§ The request
Below are records. Copy every line with "land" in it.

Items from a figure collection
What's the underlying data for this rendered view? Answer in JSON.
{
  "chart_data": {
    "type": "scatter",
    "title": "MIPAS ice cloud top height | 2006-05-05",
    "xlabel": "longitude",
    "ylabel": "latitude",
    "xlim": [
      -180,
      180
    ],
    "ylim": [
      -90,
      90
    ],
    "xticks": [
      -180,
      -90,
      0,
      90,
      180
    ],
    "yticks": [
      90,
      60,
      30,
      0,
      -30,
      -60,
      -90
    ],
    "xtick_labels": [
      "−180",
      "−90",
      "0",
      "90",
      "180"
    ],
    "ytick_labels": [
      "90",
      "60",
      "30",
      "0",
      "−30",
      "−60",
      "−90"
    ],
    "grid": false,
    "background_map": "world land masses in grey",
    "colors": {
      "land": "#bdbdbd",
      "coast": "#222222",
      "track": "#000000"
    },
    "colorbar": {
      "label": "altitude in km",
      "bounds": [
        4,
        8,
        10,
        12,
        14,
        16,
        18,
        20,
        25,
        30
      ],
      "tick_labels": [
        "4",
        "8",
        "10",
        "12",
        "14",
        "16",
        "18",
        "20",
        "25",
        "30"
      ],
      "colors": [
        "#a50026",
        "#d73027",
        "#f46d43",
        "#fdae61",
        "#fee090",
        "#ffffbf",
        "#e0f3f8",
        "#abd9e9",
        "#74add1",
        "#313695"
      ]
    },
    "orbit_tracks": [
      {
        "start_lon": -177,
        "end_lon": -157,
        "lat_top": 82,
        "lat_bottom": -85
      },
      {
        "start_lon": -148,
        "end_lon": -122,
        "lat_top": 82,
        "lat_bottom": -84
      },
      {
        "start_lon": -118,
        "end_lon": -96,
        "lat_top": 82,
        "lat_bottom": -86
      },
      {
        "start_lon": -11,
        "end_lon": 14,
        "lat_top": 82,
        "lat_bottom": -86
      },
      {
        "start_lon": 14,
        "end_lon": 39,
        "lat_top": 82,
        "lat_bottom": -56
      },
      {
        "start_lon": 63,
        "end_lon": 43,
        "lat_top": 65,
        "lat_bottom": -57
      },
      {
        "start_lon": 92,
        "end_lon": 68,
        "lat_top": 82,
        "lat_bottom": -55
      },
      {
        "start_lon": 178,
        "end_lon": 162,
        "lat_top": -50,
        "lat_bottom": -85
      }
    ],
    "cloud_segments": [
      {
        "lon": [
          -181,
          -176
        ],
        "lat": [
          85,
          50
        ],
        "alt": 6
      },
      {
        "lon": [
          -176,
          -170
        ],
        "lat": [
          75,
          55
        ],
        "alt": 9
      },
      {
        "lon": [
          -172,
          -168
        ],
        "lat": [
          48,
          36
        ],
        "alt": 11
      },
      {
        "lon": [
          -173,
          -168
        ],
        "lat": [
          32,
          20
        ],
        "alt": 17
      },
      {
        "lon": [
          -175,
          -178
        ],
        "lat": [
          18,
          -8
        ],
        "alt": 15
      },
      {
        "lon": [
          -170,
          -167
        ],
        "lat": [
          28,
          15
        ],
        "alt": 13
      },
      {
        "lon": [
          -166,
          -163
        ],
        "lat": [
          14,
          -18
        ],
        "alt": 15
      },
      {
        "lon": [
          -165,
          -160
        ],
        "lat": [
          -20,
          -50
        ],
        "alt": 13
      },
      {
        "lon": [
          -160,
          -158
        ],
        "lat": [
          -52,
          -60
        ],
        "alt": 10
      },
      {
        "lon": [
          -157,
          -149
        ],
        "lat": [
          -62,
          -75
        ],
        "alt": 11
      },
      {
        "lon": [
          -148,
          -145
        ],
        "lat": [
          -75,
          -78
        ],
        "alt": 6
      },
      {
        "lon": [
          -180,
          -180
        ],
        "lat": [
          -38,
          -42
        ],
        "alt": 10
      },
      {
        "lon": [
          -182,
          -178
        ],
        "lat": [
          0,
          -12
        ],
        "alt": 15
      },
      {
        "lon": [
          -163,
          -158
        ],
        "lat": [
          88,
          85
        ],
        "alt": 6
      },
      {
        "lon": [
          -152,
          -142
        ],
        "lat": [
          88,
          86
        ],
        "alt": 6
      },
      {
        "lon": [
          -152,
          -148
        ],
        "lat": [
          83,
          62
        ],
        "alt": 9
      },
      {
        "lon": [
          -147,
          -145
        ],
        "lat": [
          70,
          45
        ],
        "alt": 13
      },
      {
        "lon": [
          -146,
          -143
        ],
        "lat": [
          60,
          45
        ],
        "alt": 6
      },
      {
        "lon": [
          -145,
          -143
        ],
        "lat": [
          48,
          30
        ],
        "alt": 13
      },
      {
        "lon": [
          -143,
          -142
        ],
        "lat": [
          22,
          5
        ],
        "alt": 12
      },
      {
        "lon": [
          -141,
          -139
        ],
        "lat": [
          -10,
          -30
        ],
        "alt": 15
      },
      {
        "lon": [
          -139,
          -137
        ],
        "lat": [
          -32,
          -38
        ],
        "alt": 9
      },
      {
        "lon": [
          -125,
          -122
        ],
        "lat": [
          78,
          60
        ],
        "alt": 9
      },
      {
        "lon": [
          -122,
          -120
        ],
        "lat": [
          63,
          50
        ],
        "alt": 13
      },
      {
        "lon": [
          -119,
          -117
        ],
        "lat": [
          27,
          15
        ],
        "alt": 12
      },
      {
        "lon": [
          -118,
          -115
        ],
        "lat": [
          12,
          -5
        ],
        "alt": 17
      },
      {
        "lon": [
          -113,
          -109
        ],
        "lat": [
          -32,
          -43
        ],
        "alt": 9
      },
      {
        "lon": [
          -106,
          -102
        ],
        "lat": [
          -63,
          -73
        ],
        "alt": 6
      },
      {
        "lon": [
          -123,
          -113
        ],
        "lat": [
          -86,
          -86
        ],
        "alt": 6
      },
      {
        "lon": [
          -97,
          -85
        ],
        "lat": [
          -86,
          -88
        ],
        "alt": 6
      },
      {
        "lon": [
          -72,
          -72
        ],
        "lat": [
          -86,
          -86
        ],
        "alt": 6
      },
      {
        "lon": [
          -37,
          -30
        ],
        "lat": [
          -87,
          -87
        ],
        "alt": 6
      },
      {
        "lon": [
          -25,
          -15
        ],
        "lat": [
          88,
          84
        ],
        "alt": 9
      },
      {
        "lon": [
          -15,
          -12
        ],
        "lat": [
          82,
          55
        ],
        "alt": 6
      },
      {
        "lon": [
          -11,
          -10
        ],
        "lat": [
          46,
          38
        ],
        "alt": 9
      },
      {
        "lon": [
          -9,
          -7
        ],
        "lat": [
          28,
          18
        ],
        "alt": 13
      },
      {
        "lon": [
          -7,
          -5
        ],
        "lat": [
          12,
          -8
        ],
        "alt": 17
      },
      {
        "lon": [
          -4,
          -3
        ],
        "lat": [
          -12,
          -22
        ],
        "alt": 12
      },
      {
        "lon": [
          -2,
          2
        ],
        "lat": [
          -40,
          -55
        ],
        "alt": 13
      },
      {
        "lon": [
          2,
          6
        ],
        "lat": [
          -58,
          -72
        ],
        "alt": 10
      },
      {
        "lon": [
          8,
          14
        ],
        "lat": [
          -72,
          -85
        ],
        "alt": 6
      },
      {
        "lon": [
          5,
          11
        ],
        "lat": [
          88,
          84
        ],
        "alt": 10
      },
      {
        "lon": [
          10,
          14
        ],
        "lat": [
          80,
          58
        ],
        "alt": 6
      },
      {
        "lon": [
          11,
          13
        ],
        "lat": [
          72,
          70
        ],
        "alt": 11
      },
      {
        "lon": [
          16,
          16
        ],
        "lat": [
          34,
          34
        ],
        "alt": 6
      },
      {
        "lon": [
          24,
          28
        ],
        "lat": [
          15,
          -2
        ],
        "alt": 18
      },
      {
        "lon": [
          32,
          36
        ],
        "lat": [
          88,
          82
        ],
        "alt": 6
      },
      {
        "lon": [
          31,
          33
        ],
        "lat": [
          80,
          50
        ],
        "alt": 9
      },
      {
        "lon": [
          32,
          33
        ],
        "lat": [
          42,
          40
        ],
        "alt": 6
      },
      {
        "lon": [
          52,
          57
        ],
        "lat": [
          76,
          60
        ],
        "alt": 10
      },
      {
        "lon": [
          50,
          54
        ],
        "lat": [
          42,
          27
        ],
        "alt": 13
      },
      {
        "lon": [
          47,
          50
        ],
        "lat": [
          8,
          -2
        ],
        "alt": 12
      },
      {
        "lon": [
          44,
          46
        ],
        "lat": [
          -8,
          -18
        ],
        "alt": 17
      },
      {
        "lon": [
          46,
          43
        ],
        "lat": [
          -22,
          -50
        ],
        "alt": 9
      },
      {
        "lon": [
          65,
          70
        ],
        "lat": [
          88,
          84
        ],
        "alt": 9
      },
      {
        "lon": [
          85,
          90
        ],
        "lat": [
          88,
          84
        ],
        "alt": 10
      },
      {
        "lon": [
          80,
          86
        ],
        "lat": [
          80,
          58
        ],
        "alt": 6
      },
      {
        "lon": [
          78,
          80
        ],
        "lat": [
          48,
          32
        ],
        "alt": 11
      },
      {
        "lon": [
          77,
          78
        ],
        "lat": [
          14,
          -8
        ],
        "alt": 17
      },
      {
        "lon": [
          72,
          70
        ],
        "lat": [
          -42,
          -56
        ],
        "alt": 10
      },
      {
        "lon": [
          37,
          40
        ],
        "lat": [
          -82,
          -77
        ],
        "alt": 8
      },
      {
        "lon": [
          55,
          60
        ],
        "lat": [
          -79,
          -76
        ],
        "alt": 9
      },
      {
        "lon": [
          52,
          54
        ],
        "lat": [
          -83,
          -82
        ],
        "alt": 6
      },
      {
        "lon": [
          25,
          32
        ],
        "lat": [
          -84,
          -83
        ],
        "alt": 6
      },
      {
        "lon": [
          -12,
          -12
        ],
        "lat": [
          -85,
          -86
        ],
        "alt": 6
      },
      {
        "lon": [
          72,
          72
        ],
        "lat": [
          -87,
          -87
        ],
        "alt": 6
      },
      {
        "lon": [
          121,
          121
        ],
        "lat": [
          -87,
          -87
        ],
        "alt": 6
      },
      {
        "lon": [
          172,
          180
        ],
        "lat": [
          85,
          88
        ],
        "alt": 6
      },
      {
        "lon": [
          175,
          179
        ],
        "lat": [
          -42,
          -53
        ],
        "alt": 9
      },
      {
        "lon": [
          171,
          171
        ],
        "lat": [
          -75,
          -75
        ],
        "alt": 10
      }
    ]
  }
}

§ Worked solution
    "background_map": "world land masses in grey",
      "land": "#bdbdbd",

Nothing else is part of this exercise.